--- WHAT IS EXPECTED ---
Return the listing below verbatim. Pictures do not belong in the copy.

--- Figure collection entries ---
-------

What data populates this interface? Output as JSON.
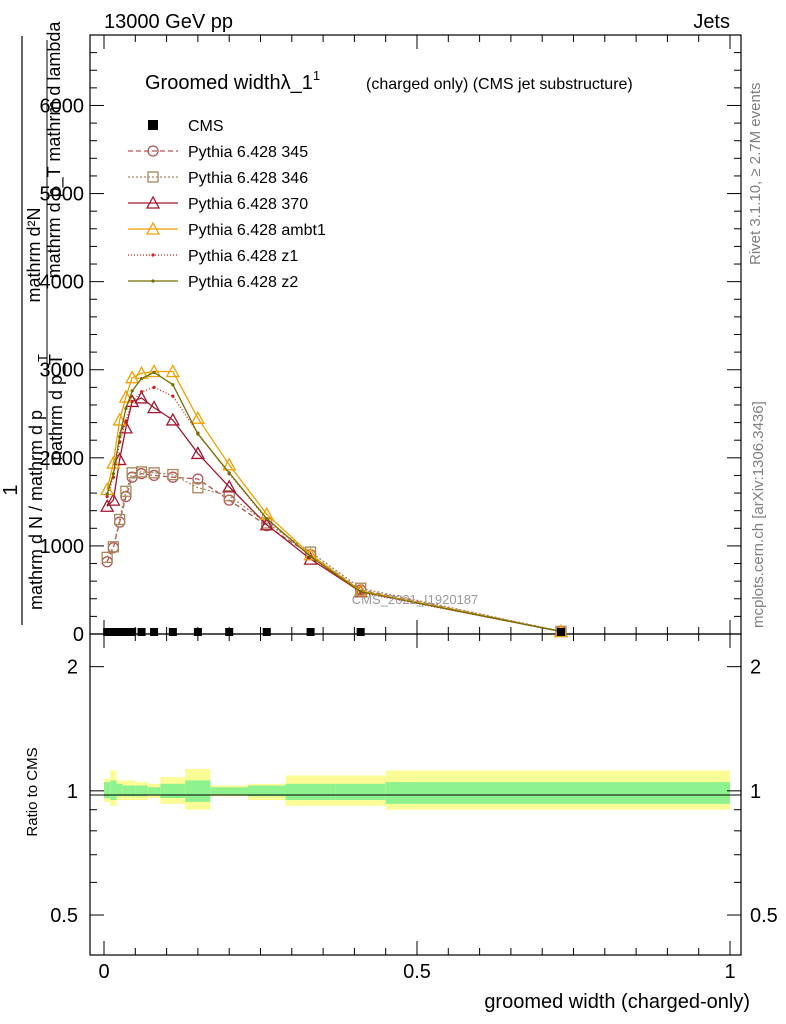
{
  "header": {
    "left": "13000 GeV pp",
    "right": "Jets"
  },
  "chart_data": {
    "type": "line",
    "title_main": "Groomed width",
    "title_symbol": "λ_1",
    "title_sup": "1",
    "title_rest": "(charged only) (CMS jet substructure)",
    "ylabel_top": "1",
    "ylabel_num": "mathrm d²N",
    "ylabel_den": "mathrm d p_T mathrm d lambda",
    "ylabel_bottom_num": "mathrm d N / mathrm d p",
    "ylabel_bottom_sub": "T",
    "ylabel_bottom_den": "mathrm d p_T",
    "xlabel": "groomed width (charged-only)",
    "ratio_ylabel": "Ratio to CMS",
    "side_text_top": "Rivet 3.1.10, ≥ 2.7M events",
    "side_text_bottom": "mcplots.cern.ch [arXiv:1306.3436]",
    "watermark": "CMS_2021_I1920187",
    "xlim": [
      0,
      1
    ],
    "ylim": [
      0,
      6800
    ],
    "ratio_ylim": [
      0.4,
      2.4
    ],
    "xticks": [
      "0",
      "0.5",
      "1"
    ],
    "yticks": [
      "0",
      "1000",
      "2000",
      "3000",
      "4000",
      "5000",
      "6000"
    ],
    "ratio_yticks": [
      "0.5",
      "1",
      "2"
    ],
    "cms_x": [
      0.005,
      0.015,
      0.025,
      0.035,
      0.045,
      0.06,
      0.08,
      0.11,
      0.15,
      0.2,
      0.26,
      0.33,
      0.41,
      0.73
    ],
    "cms_y": [
      0,
      0,
      0,
      0,
      0,
      0,
      0,
      0,
      0,
      0,
      0,
      0,
      0,
      0
    ],
    "x": [
      0.005,
      0.015,
      0.025,
      0.035,
      0.045,
      0.06,
      0.08,
      0.11,
      0.15,
      0.2,
      0.26,
      0.33,
      0.41,
      0.73
    ],
    "series": [
      {
        "name": "Pythia 6.428 345",
        "color": "#b55454",
        "dash": "5,3",
        "marker": "circle",
        "values": [
          820,
          980,
          1270,
          1560,
          1780,
          1820,
          1800,
          1780,
          1760,
          1520,
          1230,
          900,
          500,
          30
        ]
      },
      {
        "name": "Pythia 6.428 346",
        "color": "#a8875a",
        "dash": "2,2",
        "marker": "square",
        "values": [
          870,
          990,
          1300,
          1620,
          1830,
          1840,
          1830,
          1810,
          1660,
          1570,
          1260,
          930,
          520,
          30
        ]
      },
      {
        "name": "Pythia 6.428 370",
        "color": "#a01830",
        "dash": "",
        "marker": "triangle",
        "values": [
          1450,
          1520,
          1980,
          2340,
          2640,
          2680,
          2570,
          2430,
          2050,
          1670,
          1240,
          850,
          480,
          28
        ]
      },
      {
        "name": "Pythia 6.428 ambt1",
        "color": "#f0a000",
        "dash": "",
        "marker": "triangle",
        "values": [
          1640,
          1940,
          2430,
          2690,
          2910,
          2960,
          2980,
          2980,
          2450,
          1920,
          1360,
          900,
          490,
          28
        ]
      },
      {
        "name": "Pythia 6.428 z1",
        "color": "#d02020",
        "dash": "1,2",
        "marker": "dot",
        "values": [
          1560,
          1780,
          2180,
          2420,
          2640,
          2750,
          2800,
          2700,
          2280,
          1820,
          1300,
          880,
          470,
          28
        ]
      },
      {
        "name": "Pythia 6.428 z2",
        "color": "#707000",
        "dash": "",
        "marker": "dot",
        "values": [
          1590,
          1820,
          2240,
          2560,
          2760,
          2900,
          2970,
          2830,
          2270,
          1830,
          1310,
          880,
          480,
          28
        ]
      }
    ],
    "ratio_bands": {
      "edges": [
        0,
        0.01,
        0.02,
        0.03,
        0.04,
        0.05,
        0.07,
        0.09,
        0.13,
        0.17,
        0.23,
        0.29,
        0.37,
        0.45,
        1.0
      ],
      "green": [
        [
          0.96,
          1.05
        ],
        [
          0.95,
          1.06
        ],
        [
          0.97,
          1.04
        ],
        [
          0.97,
          1.03
        ],
        [
          0.97,
          1.03
        ],
        [
          0.97,
          1.03
        ],
        [
          0.98,
          1.02
        ],
        [
          0.96,
          1.04
        ],
        [
          0.94,
          1.06
        ],
        [
          0.98,
          1.02
        ],
        [
          0.97,
          1.03
        ],
        [
          0.95,
          1.04
        ],
        [
          0.95,
          1.04
        ],
        [
          0.93,
          1.05
        ]
      ],
      "yellow": [
        [
          0.94,
          1.07
        ],
        [
          0.92,
          1.12
        ],
        [
          0.95,
          1.06
        ],
        [
          0.95,
          1.06
        ],
        [
          0.95,
          1.06
        ],
        [
          0.95,
          1.05
        ],
        [
          0.96,
          1.04
        ],
        [
          0.93,
          1.08
        ],
        [
          0.9,
          1.13
        ],
        [
          0.97,
          1.03
        ],
        [
          0.95,
          1.04
        ],
        [
          0.92,
          1.09
        ],
        [
          0.92,
          1.09
        ],
        [
          0.9,
          1.12
        ]
      ]
    },
    "band_colors": {
      "green": "#8ef28e",
      "yellow": "#fcfc96"
    },
    "cms_color": "#000000"
  }
}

-------

--- EXPECTED ANSWER ---
What data populates this interface? Output as JSON.
{
  "header": {
    "left": "13000 GeV pp",
    "right": "Jets"
  },
  "chart_data": {
    "type": "line",
    "title_main": "Groomed width",
    "title_symbol": "λ_1",
    "title_sup": "1",
    "title_rest": "(charged only) (CMS jet substructure)",
    "ylabel_top": "1",
    "ylabel_num": "mathrm d²N",
    "ylabel_den": "mathrm d p_T mathrm d lambda",
    "ylabel_bottom_num": "mathrm d N / mathrm d p",
    "ylabel_bottom_sub": "T",
    "ylabel_bottom_den": "mathrm d p_T",
    "xlabel": "groomed width (charged-only)",
    "ratio_ylabel": "Ratio to CMS",
    "side_text_top": "Rivet 3.1.10, ≥ 2.7M events",
    "side_text_bottom": "mcplots.cern.ch [arXiv:1306.3436]",
    "watermark": "CMS_2021_I1920187",
    "xlim": [
      0,
      1
    ],
    "ylim": [
      0,
      6800
    ],
    "ratio_ylim": [
      0.4,
      2.4
    ],
    "xticks": [
      "0",
      "0.5",
      "1"
    ],
    "yticks": [
      "0",
      "1000",
      "2000",
      "3000",
      "4000",
      "5000",
      "6000"
    ],
    "ratio_yticks": [
      "0.5",
      "1",
      "2"
    ],
    "cms_x": [
      0.005,
      0.015,
      0.025,
      0.035,
      0.045,
      0.06,
      0.08,
      0.11,
      0.15,
      0.2,
      0.26,
      0.33,
      0.41,
      0.73
    ],
    "cms_y": [
      0,
      0,
      0,
      0,
      0,
      0,
      0,
      0,
      0,
      0,
      0,
      0,
      0,
      0
    ],
    "x": [
      0.005,
      0.015,
      0.025,
      0.035,
      0.045,
      0.06,
      0.08,
      0.11,
      0.15,
      0.2,
      0.26,
      0.33,
      0.41,
      0.73
    ],
    "series": [
      {
        "name": "Pythia 6.428 345",
        "color": "#b55454",
        "dash": "5,3",
        "marker": "circle",
        "values": [
          820,
          980,
          1270,
          1560,
          1780,
          1820,
          1800,
          1780,
          1760,
          1520,
          1230,
          900,
          500,
          30
        ]
      },
      {
        "name": "Pythia 6.428 346",
        "color": "#a8875a",
        "dash": "2,2",
        "marker": "square",
        "values": [
          870,
          990,
          1300,
          1620,
          1830,
          1840,
          1830,
          1810,
          1660,
          1570,
          1260,
          930,
          520,
          30
        ]
      },
      {
        "name": "Pythia 6.428 370",
        "color": "#a01830",
        "dash": "",
        "marker": "triangle",
        "values": [
          1450,
          1520,
          1980,
          2340,
          2640,
          2680,
          2570,
          2430,
          2050,
          1670,
          1240,
          850,
          480,
          28
        ]
      },
      {
        "name": "Pythia 6.428 ambt1",
        "color": "#f0a000",
        "dash": "",
        "marker": "triangle",
        "values": [
          1640,
          1940,
          2430,
          2690,
          2910,
          2960,
          2980,
          2980,
          2450,
          1920,
          1360,
          900,
          490,
          28
        ]
      },
      {
        "name": "Pythia 6.428 z1",
        "color": "#d02020",
        "dash": "1,2",
        "marker": "dot",
        "values": [
          1560,
          1780,
          2180,
          2420,
          2640,
          2750,
          2800,
          2700,
          2280,
          1820,
          1300,
          880,
          470,
          28
        ]
      },
      {
        "name": "Pythia 6.428 z2",
        "color": "#707000",
        "dash": "",
        "marker": "dot",
        "values": [
          1590,
          1820,
          2240,
          2560,
          2760,
          2900,
          2970,
          2830,
          2270,
          1830,
          1310,
          880,
          480,
          28
        ]
      }
    ],
    "ratio_bands": {
      "edges": [
        0,
        0.01,
        0.02,
        0.03,
        0.04,
        0.05,
        0.07,
        0.09,
        0.13,
        0.17,
        0.23,
        0.29,
        0.37,
        0.45,
        1.0
      ],
      "green": [
        [
          0.96,
          1.05
        ],
        [
          0.95,
          1.06
        ],
        [
          0.97,
          1.04
        ],
        [
          0.97,
          1.03
        ],
        [
          0.97,
          1.03
        ],
        [
          0.97,
          1.03
        ],
        [
          0.98,
          1.02
        ],
        [
          0.96,
          1.04
        ],
        [
          0.94,
          1.06
        ],
        [
          0.98,
          1.02
        ],
        [
          0.97,
          1.03
        ],
        [
          0.95,
          1.04
        ],
        [
          0.95,
          1.04
        ],
        [
          0.93,
          1.05
        ]
      ],
      "yellow": [
        [
          0.94,
          1.07
        ],
        [
          0.92,
          1.12
        ],
        [
          0.95,
          1.06
        ],
        [
          0.95,
          1.06
        ],
        [
          0.95,
          1.06
        ],
        [
          0.95,
          1.05
        ],
        [
          0.96,
          1.04
        ],
        [
          0.93,
          1.08
        ],
        [
          0.9,
          1.13
        ],
        [
          0.97,
          1.03
        ],
        [
          0.95,
          1.04
        ],
        [
          0.92,
          1.09
        ],
        [
          0.92,
          1.09
        ],
        [
          0.9,
          1.12
        ]
      ]
    },
    "band_colors": {
      "green": "#8ef28e",
      "yellow": "#fcfc96"
    },
    "cms_color": "#000000"
  }
}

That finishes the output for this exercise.